Stored data
>> Begin

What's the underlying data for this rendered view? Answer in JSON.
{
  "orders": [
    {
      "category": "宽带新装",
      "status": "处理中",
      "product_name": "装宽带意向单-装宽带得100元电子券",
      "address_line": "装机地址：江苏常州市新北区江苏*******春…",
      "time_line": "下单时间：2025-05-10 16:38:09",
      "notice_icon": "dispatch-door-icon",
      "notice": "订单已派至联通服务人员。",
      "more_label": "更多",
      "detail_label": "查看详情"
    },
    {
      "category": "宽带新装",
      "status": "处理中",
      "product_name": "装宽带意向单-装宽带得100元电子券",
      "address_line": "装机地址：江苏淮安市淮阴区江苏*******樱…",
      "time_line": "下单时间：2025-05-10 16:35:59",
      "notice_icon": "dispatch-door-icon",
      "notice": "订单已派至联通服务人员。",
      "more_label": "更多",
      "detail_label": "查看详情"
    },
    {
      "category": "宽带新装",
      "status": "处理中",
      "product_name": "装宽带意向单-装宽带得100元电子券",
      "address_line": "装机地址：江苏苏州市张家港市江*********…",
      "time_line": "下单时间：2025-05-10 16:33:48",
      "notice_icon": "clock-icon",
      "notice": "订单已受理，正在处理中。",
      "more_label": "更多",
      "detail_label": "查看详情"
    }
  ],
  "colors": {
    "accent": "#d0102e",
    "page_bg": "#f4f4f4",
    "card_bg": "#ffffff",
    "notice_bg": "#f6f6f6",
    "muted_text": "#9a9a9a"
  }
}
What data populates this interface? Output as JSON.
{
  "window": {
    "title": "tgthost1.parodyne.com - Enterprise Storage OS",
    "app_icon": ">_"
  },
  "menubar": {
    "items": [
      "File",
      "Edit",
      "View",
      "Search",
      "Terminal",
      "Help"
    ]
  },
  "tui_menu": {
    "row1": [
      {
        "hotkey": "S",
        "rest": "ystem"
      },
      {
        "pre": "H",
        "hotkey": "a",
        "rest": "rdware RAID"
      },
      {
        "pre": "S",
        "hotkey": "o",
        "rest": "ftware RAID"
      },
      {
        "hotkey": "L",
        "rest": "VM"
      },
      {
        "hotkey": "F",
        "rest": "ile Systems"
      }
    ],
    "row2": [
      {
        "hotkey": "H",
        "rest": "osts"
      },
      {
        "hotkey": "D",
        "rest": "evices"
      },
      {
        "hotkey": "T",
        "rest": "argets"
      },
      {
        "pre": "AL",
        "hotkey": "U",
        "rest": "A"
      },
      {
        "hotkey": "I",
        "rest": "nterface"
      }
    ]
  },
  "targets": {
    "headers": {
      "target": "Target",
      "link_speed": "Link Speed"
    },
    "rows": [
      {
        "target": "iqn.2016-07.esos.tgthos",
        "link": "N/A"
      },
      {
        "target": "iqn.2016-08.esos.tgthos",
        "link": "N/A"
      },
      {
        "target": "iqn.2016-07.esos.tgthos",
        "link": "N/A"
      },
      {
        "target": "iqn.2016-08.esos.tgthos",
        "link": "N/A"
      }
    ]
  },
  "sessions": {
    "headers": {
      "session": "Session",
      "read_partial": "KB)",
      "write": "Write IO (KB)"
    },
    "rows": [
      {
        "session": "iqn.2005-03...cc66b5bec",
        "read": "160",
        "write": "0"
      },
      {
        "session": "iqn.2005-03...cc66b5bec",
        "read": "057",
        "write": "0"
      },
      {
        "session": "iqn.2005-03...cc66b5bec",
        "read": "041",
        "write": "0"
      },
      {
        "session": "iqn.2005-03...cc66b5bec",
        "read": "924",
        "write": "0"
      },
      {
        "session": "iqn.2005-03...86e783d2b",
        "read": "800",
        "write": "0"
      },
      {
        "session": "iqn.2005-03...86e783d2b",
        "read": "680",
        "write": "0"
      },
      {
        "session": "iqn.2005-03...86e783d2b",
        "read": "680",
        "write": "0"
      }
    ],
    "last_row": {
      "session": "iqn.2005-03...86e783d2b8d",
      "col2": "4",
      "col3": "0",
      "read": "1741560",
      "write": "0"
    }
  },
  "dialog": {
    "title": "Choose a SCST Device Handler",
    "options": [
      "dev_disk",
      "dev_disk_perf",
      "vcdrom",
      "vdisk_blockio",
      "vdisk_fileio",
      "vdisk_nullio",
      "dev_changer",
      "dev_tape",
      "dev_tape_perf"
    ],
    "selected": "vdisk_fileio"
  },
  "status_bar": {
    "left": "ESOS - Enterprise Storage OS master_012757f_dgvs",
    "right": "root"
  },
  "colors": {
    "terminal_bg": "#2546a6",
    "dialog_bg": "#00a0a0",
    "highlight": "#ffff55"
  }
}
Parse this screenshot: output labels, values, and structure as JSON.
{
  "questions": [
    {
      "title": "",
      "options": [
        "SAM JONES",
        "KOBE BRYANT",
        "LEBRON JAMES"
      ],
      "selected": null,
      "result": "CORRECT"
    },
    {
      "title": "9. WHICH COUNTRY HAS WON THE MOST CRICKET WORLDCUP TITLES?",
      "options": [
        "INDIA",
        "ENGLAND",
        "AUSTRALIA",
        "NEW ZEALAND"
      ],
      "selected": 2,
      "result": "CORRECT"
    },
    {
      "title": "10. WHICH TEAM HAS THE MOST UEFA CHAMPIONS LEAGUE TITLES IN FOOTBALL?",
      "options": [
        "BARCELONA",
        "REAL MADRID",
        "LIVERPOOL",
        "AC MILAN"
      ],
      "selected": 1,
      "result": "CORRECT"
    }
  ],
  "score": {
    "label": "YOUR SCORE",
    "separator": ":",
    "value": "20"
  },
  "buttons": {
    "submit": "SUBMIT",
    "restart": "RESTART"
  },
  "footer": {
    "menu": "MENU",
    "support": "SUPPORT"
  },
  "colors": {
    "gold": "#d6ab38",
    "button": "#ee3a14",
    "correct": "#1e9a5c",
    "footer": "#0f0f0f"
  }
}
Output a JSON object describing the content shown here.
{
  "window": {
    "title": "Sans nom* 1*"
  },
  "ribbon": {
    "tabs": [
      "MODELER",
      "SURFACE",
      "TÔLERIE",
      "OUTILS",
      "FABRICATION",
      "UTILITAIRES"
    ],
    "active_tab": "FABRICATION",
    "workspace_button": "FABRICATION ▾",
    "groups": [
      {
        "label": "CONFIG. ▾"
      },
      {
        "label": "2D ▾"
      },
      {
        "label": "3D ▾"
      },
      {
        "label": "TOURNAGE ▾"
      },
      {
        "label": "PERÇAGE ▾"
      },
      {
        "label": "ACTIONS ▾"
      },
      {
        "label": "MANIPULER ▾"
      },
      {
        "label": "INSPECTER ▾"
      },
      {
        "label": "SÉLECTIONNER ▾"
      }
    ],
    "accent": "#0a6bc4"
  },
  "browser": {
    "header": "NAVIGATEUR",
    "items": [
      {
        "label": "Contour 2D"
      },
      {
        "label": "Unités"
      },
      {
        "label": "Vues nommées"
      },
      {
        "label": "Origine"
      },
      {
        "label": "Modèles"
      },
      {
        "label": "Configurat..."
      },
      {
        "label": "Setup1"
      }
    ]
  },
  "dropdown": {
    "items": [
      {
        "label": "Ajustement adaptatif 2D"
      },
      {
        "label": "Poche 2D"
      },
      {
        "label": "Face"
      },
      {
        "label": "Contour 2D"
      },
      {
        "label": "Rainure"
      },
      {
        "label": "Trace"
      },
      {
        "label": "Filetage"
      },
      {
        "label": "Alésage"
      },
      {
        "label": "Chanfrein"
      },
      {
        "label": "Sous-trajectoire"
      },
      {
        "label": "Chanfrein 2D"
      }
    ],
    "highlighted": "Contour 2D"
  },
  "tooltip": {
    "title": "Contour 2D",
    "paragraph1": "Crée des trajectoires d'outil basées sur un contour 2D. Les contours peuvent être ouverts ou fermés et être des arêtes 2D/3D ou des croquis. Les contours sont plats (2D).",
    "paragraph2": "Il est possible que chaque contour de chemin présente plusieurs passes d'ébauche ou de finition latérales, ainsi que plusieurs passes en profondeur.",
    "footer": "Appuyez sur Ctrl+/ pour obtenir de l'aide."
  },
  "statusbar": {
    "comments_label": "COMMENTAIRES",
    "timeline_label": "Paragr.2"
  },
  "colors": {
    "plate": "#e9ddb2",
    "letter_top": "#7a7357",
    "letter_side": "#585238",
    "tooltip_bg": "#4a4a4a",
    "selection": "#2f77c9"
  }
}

>> End

* WHAT NEEDS TO BE DONE *
Give only the number of lines in the data that hold the string "JSON".

* SOLUTION *
4